**Work instructions**
Write the records out again, precisely as they stand.

*** Working data ***

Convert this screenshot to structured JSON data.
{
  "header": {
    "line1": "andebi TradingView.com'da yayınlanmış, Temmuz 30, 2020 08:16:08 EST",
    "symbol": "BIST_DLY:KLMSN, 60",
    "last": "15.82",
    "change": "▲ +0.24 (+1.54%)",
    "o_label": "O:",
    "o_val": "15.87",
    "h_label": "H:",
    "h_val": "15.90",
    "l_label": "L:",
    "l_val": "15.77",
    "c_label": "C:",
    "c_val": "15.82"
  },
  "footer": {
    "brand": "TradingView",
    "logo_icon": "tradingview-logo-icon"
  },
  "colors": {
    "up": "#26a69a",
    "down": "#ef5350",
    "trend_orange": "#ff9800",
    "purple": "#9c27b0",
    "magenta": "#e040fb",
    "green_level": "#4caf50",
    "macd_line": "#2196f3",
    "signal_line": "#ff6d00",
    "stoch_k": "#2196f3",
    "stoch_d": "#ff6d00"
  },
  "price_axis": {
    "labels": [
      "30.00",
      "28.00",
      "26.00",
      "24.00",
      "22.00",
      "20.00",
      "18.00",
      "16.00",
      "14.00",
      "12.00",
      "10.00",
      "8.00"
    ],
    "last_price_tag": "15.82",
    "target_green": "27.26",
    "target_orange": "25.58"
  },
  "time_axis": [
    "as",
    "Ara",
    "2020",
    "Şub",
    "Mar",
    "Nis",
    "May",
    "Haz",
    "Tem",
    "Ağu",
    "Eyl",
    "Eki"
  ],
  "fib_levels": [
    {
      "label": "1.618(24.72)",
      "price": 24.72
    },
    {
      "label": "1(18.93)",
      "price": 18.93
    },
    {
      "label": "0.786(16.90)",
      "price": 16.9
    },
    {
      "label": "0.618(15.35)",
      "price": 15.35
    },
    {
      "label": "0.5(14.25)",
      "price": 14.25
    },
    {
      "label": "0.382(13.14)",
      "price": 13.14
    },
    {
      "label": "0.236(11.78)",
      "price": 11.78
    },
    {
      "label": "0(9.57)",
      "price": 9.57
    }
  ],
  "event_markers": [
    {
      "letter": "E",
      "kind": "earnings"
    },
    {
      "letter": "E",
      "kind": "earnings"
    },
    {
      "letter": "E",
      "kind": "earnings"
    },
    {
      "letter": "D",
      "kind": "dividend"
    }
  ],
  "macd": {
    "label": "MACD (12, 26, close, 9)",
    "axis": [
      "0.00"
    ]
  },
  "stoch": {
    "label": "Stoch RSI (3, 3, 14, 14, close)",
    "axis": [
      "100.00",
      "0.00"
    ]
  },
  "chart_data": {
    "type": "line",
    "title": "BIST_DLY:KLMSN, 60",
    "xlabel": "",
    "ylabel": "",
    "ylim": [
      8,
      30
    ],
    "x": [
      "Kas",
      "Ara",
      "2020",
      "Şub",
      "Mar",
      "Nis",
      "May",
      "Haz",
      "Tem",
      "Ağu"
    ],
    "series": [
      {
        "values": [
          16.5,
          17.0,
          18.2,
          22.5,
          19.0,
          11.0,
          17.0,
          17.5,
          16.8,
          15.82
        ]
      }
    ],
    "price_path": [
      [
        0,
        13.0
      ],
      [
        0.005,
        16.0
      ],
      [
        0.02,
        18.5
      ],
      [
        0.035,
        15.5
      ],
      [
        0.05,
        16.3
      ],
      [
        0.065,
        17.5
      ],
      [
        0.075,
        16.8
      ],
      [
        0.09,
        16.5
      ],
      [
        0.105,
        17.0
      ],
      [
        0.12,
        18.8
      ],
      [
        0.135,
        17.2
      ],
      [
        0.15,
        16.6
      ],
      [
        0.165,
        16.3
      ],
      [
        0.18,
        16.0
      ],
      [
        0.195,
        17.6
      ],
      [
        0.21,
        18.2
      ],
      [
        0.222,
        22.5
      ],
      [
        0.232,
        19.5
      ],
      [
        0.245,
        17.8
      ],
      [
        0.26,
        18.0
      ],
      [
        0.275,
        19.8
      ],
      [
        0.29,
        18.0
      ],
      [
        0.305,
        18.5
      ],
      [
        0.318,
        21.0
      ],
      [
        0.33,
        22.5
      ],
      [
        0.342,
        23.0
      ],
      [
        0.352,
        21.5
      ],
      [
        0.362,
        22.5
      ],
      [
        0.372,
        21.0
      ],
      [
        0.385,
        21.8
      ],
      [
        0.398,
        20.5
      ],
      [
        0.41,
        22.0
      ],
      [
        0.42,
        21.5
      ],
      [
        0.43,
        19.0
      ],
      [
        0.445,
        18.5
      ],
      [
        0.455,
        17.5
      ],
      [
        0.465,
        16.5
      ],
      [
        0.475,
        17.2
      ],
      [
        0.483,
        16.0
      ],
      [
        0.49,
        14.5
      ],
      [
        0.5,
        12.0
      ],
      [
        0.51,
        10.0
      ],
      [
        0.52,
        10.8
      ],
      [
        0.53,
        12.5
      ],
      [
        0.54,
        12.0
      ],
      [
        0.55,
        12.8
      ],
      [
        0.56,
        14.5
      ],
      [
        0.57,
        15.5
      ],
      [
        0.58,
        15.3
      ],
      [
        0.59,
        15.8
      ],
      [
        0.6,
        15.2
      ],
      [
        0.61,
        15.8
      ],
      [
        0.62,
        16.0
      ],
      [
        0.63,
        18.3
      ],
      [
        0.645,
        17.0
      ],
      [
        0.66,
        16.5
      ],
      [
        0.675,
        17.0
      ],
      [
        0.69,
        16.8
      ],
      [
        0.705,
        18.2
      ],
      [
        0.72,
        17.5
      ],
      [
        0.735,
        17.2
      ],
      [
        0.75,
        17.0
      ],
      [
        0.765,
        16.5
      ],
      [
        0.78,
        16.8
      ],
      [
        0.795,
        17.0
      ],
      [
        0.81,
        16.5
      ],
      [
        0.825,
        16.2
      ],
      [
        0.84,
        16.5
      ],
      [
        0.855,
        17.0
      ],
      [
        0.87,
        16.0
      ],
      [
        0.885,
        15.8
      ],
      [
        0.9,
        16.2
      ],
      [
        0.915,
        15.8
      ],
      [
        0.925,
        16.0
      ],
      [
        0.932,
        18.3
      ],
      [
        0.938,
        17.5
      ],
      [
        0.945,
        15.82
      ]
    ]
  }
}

***

**Solved problem**
Convert this screenshot to structured JSON data.
{
  "header": {
    "line1": "andebi TradingView.com'da yayınlanmış, Temmuz 30, 2020 08:16:08 EST",
    "symbol": "BIST_DLY:KLMSN, 60",
    "last": "15.82",
    "change": "▲ +0.24 (+1.54%)",
    "o_label": "O:",
    "o_val": "15.87",
    "h_label": "H:",
    "h_val": "15.90",
    "l_label": "L:",
    "l_val": "15.77",
    "c_label": "C:",
    "c_val": "15.82"
  },
  "footer": {
    "brand": "TradingView",
    "logo_icon": "tradingview-logo-icon"
  },
  "colors": {
    "up": "#26a69a",
    "down": "#ef5350",
    "trend_orange": "#ff9800",
    "purple": "#9c27b0",
    "magenta": "#e040fb",
    "green_level": "#4caf50",
    "macd_line": "#2196f3",
    "signal_line": "#ff6d00",
    "stoch_k": "#2196f3",
    "stoch_d": "#ff6d00"
  },
  "price_axis": {
    "labels": [
      "30.00",
      "28.00",
      "26.00",
      "24.00",
      "22.00",
      "20.00",
      "18.00",
      "16.00",
      "14.00",
      "12.00",
      "10.00",
      "8.00"
    ],
    "last_price_tag": "15.82",
    "target_green": "27.26",
    "target_orange": "25.58"
  },
  "time_axis": [
    "as",
    "Ara",
    "2020",
    "Şub",
    "Mar",
    "Nis",
    "May",
    "Haz",
    "Tem",
    "Ağu",
    "Eyl",
    "Eki"
  ],
  "fib_levels": [
    {
      "label": "1.618(24.72)",
      "price": 24.72
    },
    {
      "label": "1(18.93)",
      "price": 18.93
    },
    {
      "label": "0.786(16.90)",
      "price": 16.9
    },
    {
      "label": "0.618(15.35)",
      "price": 15.35
    },
    {
      "label": "0.5(14.25)",
      "price": 14.25
    },
    {
      "label": "0.382(13.14)",
      "price": 13.14
    },
    {
      "label": "0.236(11.78)",
      "price": 11.78
    },
    {
      "label": "0(9.57)",
      "price": 9.57
    }
  ],
  "event_markers": [
    {
      "letter": "E",
      "kind": "earnings"
    },
    {
      "letter": "E",
      "kind": "earnings"
    },
    {
      "letter": "E",
      "kind": "earnings"
    },
    {
      "letter": "D",
      "kind": "dividend"
    }
  ],
  "macd": {
    "label": "MACD (12, 26, close, 9)",
    "axis": [
      "0.00"
    ]
  },
  "stoch": {
    "label": "Stoch RSI (3, 3, 14, 14, close)",
    "axis": [
      "100.00",
      "0.00"
    ]
  },
  "chart_data": {
    "type": "line",
    "title": "BIST_DLY:KLMSN, 60",
    "xlabel": "",
    "ylabel": "",
    "ylim": [
      8,
      30
    ],
    "x": [
      "Kas",
      "Ara",
      "2020",
      "Şub",
      "Mar",
      "Nis",
      "May",
      "Haz",
      "Tem",
      "Ağu"
    ],
    "series": [
      {
        "values": [
          16.5,
          17.0,
          18.2,
          22.5,
          19.0,
          11.0,
          17.0,
          17.5,
          16.8,
          15.82
        ]
      }
    ],
    "price_path": [
      [
        0,
        13.0
      ],
      [
        0.005,
        16.0
      ],
      [
        0.02,
        18.5
      ],
      [
        0.035,
        15.5
      ],
      [
        0.05,
        16.3
      ],
      [
        0.065,
        17.5
      ],
      [
        0.075,
        16.8
      ],
      [
        0.09,
        16.5
      ],
      [
        0.105,
        17.0
      ],
      [
        0.12,
        18.8
      ],
      [
        0.135,
        17.2
      ],
      [
        0.15,
        16.6
      ],
      [
        0.165,
        16.3
      ],
      [
        0.18,
        16.0
      ],
      [
        0.195,
        17.6
      ],
      [
        0.21,
        18.2
      ],
      [
        0.222,
        22.5
      ],
      [
        0.232,
        19.5
      ],
      [
        0.245,
        17.8
      ],
      [
        0.26,
        18.0
      ],
      [
        0.275,
        19.8
      ],
      [
        0.29,
        18.0
      ],
      [
        0.305,
        18.5
      ],
      [
        0.318,
        21.0
      ],
      [
        0.33,
        22.5
      ],
      [
        0.342,
        23.0
      ],
      [
        0.352,
        21.5
      ],
      [
        0.362,
        22.5
      ],
      [
        0.372,
        21.0
      ],
      [
        0.385,
        21.8
      ],
      [
        0.398,
        20.5
      ],
      [
        0.41,
        22.0
      ],
      [
        0.42,
        21.5
      ],
      [
        0.43,
        19.0
      ],
      [
        0.445,
        18.5
      ],
      [
        0.455,
        17.5
      ],
      [
        0.465,
        16.5
      ],
      [
        0.475,
        17.2
      ],
      [
        0.483,
        16.0
      ],
      [
        0.49,
        14.5
      ],
      [
        0.5,
        12.0
      ],
      [
        0.51,
        10.0
      ],
      [
        0.52,
        10.8
      ],
      [
        0.53,
        12.5
      ],
      [
        0.54,
        12.0
      ],
      [
        0.55,
        12.8
      ],
      [
        0.56,
        14.5
      ],
      [
        0.57,
        15.5
      ],
      [
        0.58,
        15.3
      ],
      [
        0.59,
        15.8
      ],
      [
        0.6,
        15.2
      ],
      [
        0.61,
        15.8
      ],
      [
        0.62,
        16.0
      ],
      [
        0.63,
        18.3
      ],
      [
        0.645,
        17.0
      ],
      [
        0.66,
        16.5
      ],
      [
        0.675,
        17.0
      ],
      [
        0.69,
        16.8
      ],
      [
        0.705,
        18.2
      ],
      [
        0.72,
        17.5
      ],
      [
        0.735,
        17.2
      ],
      [
        0.75,
        17.0
      ],
      [
        0.765,
        16.5
      ],
      [
        0.78,
        16.8
      ],
      [
        0.795,
        17.0
      ],
      [
        0.81,
        16.5
      ],
      [
        0.825,
        16.2
      ],
      [
        0.84,
        16.5
      ],
      [
        0.855,
        17.0
      ],
      [
        0.87,
        16.0
      ],
      [
        0.885,
        15.8
      ],
      [
        0.9,
        16.2
      ],
      [
        0.915,
        15.8
      ],
      [
        0.925,
        16.0
      ],
      [
        0.932,
        18.3
      ],
      [
        0.938,
        17.5
      ],
      [
        0.945,
        15.82
      ]
    ]
  }
}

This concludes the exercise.